--- begin Rows ---

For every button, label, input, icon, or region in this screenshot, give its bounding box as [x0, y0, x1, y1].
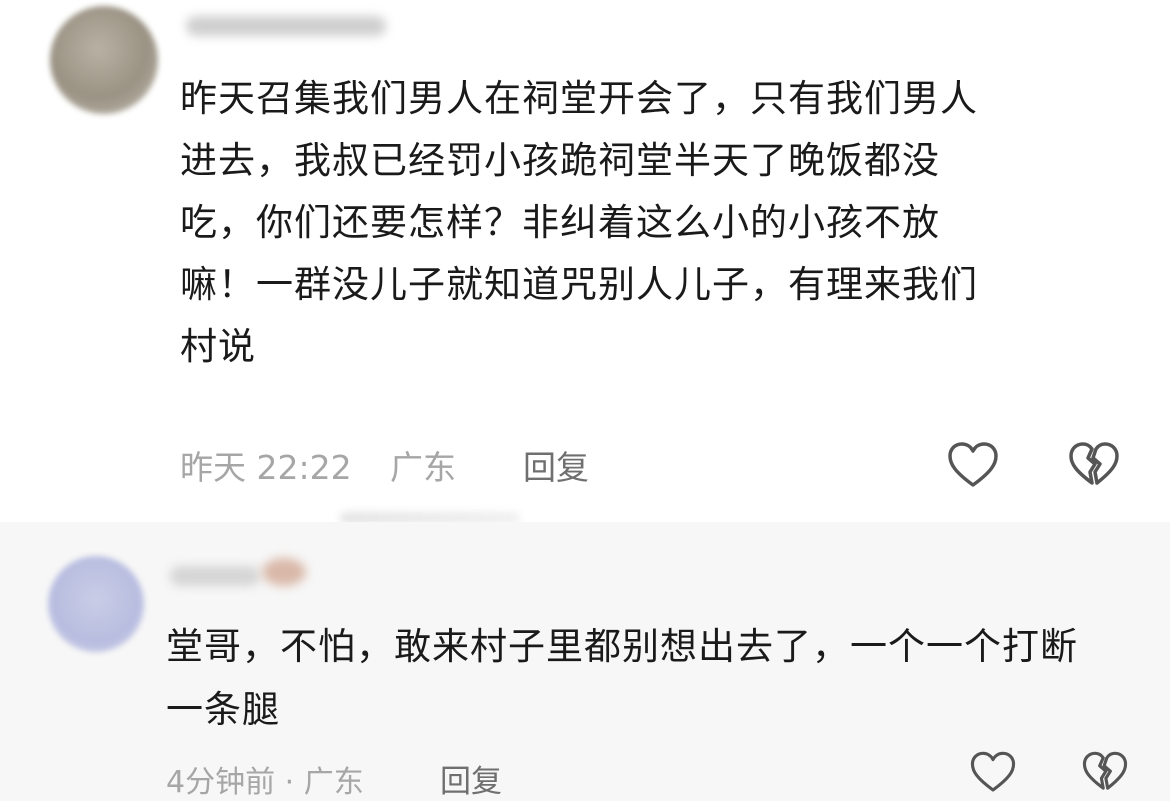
- reply-button[interactable]: 回复: [523, 441, 589, 489]
- avatar[interactable]: [50, 6, 158, 114]
- heart-outline-icon[interactable]: [968, 748, 1018, 798]
- broken-heart-icon[interactable]: [1080, 748, 1130, 798]
- reply-button[interactable]: 回复: [440, 756, 502, 801]
- heart-outline-icon[interactable]: [945, 438, 1001, 494]
- comment-item: 堂哥，不怕，敢来村子里都别想出去了，一个一个打断 一条腿 4分钟前 · 广东 回…: [0, 522, 1170, 801]
- comment-text: 堂哥，不怕，敢来村子里都别想出去了，一个一个打断 一条腿: [166, 625, 1078, 731]
- username-blurred[interactable]: [186, 16, 386, 36]
- comment-time-location: 4分钟前 · 广东: [166, 765, 364, 800]
- comment-text: 昨天召集我们男人在祠堂开会了，只有我们男人 进去，我叔已经罚小孩跪祠堂半天了晚饭…: [180, 77, 978, 368]
- broken-heart-icon[interactable]: [1066, 438, 1122, 494]
- avatar[interactable]: [48, 556, 144, 652]
- user-badge-blurred: [262, 558, 306, 586]
- comment-location: 广东: [390, 448, 456, 487]
- comment-item: 昨天召集我们男人在祠堂开会了，只有我们男人 进去，我叔已经罚小孩跪祠堂半天了晚饭…: [0, 0, 1170, 524]
- comment-time: 昨天 22:22: [180, 448, 352, 487]
- username-blurred[interactable]: [170, 566, 260, 586]
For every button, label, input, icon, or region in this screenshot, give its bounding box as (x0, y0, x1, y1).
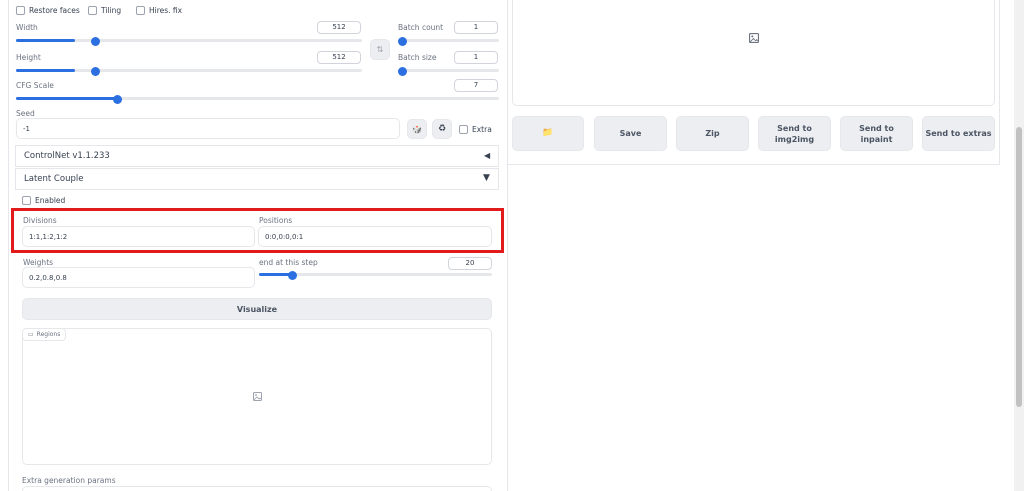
send-to-extras-button[interactable]: Send to extras (922, 116, 995, 151)
restore-faces-label: Restore faces (29, 6, 80, 15)
latent-couple-title: Latent Couple (24, 174, 84, 184)
controlnet-title: ControlNet v1.1.233 (24, 151, 110, 161)
random-seed-button[interactable]: 🎲 (407, 119, 427, 139)
width-slider-thumb[interactable] (91, 37, 100, 46)
image-tag-icon: ▭ (28, 331, 34, 338)
send-to-img2img-button[interactable]: Send to img2img (758, 116, 831, 151)
batch-count-label: Batch count (398, 23, 444, 32)
dice-icon: 🎲 (412, 124, 422, 134)
controlnet-accordion[interactable]: ControlNet v1.1.233 (15, 145, 499, 167)
highlight-box (11, 208, 504, 253)
batch-count-slider[interactable] (398, 39, 499, 42)
open-folder-button[interactable]: 📁 (512, 116, 584, 151)
batch-size-number-input[interactable]: 1 (454, 51, 498, 64)
height-label: Height (16, 53, 41, 62)
height-number-input[interactable]: 512 (317, 51, 361, 64)
extra-seed-checkbox[interactable] (459, 125, 468, 134)
send-to-inpaint-button[interactable]: Send to inpaint (840, 116, 913, 151)
width-label: Width (16, 23, 38, 32)
height-slider-thumb[interactable] (91, 67, 100, 76)
batch-count-slider-thumb[interactable] (398, 37, 407, 46)
seed-value: -1 (23, 124, 30, 133)
restore-faces-checkbox[interactable] (16, 6, 25, 15)
swap-dimensions-button[interactable]: ⇅ (370, 39, 390, 60)
width-slider-fill (16, 39, 75, 42)
recycle-icon: ♻ (437, 123, 447, 134)
end-step-label: end at this step (259, 258, 318, 267)
expanded-arrow-icon[interactable]: ▼ (483, 173, 490, 183)
collapsed-arrow-icon[interactable]: ◀ (484, 151, 490, 160)
weights-label: Weights (23, 258, 54, 267)
seed-label: Seed (16, 109, 35, 118)
gallery-placeholder-icon (749, 33, 759, 45)
batch-size-slider-thumb[interactable] (398, 67, 407, 76)
zip-button[interactable]: Zip (676, 116, 749, 151)
height-slider[interactable] (16, 69, 362, 72)
swap-icon: ⇅ (376, 45, 384, 54)
end-step-number-input[interactable]: 20 (448, 257, 492, 270)
latent-couple-enabled-checkbox[interactable] (22, 196, 31, 205)
width-number-input[interactable]: 512 (317, 21, 361, 34)
visualize-button[interactable]: Visualize (22, 298, 492, 320)
seed-input[interactable]: -1 (16, 118, 400, 139)
image-placeholder-icon (253, 392, 262, 403)
output-gallery[interactable] (512, 0, 995, 106)
page-scrollbar-thumb[interactable] (1016, 127, 1022, 407)
end-step-slider-thumb[interactable] (288, 271, 297, 280)
extra-seed-label: Extra (472, 125, 492, 134)
hires-fix-label: Hires. fix (149, 6, 183, 15)
height-slider-fill (16, 69, 75, 72)
cfg-scale-number-input[interactable]: 7 (454, 79, 498, 92)
tiling-label: Tiling (101, 6, 122, 15)
save-button[interactable]: Save (594, 116, 667, 151)
hires-fix-checkbox[interactable] (136, 6, 145, 15)
regions-tag-label: Regions (36, 331, 61, 338)
batch-size-slider[interactable] (398, 69, 499, 72)
cfg-scale-slider-thumb[interactable] (113, 95, 122, 104)
page-scrollbar[interactable] (1014, 0, 1024, 491)
weights-value: 0.2,0.8,0.8 (29, 273, 67, 282)
folder-icon: 📁 (542, 128, 554, 138)
cfg-scale-label: CFG Scale (16, 81, 54, 90)
tiling-checkbox[interactable] (88, 6, 97, 15)
batch-size-label: Batch size (398, 53, 437, 62)
extra-params-box (22, 486, 492, 491)
batch-count-number-input[interactable]: 1 (454, 21, 498, 34)
regions-tag: ▭ Regions (22, 328, 67, 341)
cfg-scale-slider-fill (16, 97, 118, 100)
extra-params-label: Extra generation params (22, 476, 116, 485)
latent-couple-enabled-label: Enabled (35, 196, 66, 205)
reuse-seed-button[interactable]: ♻ (432, 119, 452, 139)
weights-input[interactable]: 0.2,0.8,0.8 (22, 267, 255, 288)
cfg-scale-slider[interactable] (16, 97, 499, 100)
width-slider[interactable] (16, 39, 362, 42)
latent-couple-accordion[interactable]: Latent Couple (15, 168, 499, 190)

--- end Rows ---

→ Direction
Transcribe the lines of the listing word for word, starting at the line that contains "- reply-button[interactable]: 回复: [523, 441, 589, 489]" and ending at the line that contains "- heart-outline-icon[interactable]: [945, 438, 1001, 494]", both included.

→ Full solution
- reply-button[interactable]: 回复: [523, 441, 589, 489]
- avatar[interactable]: [50, 6, 158, 114]
- heart-outline-icon[interactable]: [968, 748, 1018, 798]
- broken-heart-icon[interactable]: [1080, 748, 1130, 798]
- reply-button[interactable]: 回复: [440, 756, 502, 801]
- heart-outline-icon[interactable]: [945, 438, 1001, 494]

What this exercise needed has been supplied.